GOAL OF THE EXERCISE ▸ Your task is to output the data exactly as it stands.

DATASET RECORDS ▸
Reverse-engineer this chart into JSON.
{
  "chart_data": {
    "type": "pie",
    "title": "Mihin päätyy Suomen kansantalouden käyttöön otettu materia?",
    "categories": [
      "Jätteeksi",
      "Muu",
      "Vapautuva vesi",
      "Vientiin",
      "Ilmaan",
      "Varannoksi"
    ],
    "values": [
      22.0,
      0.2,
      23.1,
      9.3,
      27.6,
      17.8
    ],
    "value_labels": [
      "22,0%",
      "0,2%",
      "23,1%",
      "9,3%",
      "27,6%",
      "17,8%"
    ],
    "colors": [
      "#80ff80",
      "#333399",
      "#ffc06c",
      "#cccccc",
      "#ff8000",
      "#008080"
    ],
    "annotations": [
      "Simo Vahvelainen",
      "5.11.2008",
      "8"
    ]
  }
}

FULL SOLUTION ▸
Reverse-engineer this chart into JSON.
{
  "chart_data": {
    "type": "pie",
    "title": "Mihin päätyy Suomen kansantalouden käyttöön otettu materia?",
    "categories": [
      "Jätteeksi",
      "Muu",
      "Vapautuva vesi",
      "Vientiin",
      "Ilmaan",
      "Varannoksi"
    ],
    "values": [
      22.0,
      0.2,
      23.1,
      9.3,
      27.6,
      17.8
    ],
    "value_labels": [
      "22,0%",
      "0,2%",
      "23,1%",
      "9,3%",
      "27,6%",
      "17,8%"
    ],
    "colors": [
      "#80ff80",
      "#333399",
      "#ffc06c",
      "#cccccc",
      "#ff8000",
      "#008080"
    ],
    "annotations": [
      "Simo Vahvelainen",
      "5.11.2008",
      "8"
    ]
  }
}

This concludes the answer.